◆ AIM OF THE TASK: Copy each line of the entries beneath that contains the word "IECLO".

◆ INPUT DATA:
══════════════════════════════
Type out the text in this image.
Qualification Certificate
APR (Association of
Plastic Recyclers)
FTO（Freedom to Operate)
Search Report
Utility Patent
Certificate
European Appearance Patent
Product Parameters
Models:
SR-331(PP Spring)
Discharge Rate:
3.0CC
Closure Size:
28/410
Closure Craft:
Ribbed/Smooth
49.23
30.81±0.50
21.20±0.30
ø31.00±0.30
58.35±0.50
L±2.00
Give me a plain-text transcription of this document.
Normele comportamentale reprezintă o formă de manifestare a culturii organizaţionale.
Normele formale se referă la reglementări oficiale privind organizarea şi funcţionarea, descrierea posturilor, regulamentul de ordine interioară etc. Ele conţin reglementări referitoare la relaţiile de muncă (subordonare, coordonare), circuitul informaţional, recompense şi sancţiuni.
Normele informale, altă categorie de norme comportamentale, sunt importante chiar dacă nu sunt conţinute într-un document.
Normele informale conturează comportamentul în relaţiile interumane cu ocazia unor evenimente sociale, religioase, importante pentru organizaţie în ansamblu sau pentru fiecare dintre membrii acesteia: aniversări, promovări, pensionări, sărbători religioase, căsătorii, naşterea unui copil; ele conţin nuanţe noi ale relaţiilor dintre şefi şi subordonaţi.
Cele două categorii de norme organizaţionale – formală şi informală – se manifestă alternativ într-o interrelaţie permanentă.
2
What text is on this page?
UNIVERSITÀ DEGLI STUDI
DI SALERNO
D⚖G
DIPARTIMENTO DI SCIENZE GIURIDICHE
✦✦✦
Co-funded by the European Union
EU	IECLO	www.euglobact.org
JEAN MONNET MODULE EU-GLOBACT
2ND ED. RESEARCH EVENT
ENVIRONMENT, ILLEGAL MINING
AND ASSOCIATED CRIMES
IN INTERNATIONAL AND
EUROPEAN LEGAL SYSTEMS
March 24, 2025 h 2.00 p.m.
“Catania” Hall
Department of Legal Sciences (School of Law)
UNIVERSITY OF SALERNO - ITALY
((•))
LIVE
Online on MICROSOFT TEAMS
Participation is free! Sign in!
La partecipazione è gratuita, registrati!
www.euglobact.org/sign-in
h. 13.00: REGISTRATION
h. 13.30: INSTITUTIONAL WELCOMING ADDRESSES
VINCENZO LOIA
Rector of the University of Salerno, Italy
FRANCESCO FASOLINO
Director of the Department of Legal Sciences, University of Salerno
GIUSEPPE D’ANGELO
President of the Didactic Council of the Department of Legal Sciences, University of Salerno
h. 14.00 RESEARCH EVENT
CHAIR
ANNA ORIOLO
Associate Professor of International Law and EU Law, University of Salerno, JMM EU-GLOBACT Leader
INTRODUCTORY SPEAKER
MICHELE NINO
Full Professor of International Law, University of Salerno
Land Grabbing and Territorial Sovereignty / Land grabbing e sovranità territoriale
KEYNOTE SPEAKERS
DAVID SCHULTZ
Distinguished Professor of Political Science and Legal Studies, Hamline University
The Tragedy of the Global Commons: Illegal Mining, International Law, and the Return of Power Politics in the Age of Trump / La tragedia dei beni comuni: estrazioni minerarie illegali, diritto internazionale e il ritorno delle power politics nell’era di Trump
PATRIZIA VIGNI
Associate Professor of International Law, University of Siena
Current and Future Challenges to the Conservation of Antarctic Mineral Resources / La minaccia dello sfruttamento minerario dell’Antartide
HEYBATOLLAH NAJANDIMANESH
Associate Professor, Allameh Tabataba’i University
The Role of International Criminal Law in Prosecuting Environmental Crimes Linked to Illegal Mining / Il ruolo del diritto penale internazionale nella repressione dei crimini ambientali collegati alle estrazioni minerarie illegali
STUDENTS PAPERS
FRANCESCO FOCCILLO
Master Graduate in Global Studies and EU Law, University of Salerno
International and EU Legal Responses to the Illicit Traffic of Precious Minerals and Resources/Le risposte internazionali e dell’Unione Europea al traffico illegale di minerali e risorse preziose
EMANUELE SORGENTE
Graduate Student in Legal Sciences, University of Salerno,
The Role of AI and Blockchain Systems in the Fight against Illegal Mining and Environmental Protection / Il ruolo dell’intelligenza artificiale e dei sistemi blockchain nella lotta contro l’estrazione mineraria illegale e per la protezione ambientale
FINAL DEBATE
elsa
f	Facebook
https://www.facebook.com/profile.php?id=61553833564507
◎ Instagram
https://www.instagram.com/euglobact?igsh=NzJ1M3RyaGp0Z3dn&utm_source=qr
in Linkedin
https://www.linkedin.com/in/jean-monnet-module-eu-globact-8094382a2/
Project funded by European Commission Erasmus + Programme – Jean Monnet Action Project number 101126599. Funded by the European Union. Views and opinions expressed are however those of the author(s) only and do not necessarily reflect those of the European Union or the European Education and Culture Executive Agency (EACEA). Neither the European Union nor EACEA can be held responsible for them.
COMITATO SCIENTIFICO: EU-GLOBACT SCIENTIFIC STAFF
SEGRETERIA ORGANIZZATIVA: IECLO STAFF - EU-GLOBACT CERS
══════════════════════════════
◆ ANSWER:
EU	IECLO	www.euglobact.org
SEGRETERIA ORGANIZZATIVA: IECLO STAFF - EU-GLOBACT CERS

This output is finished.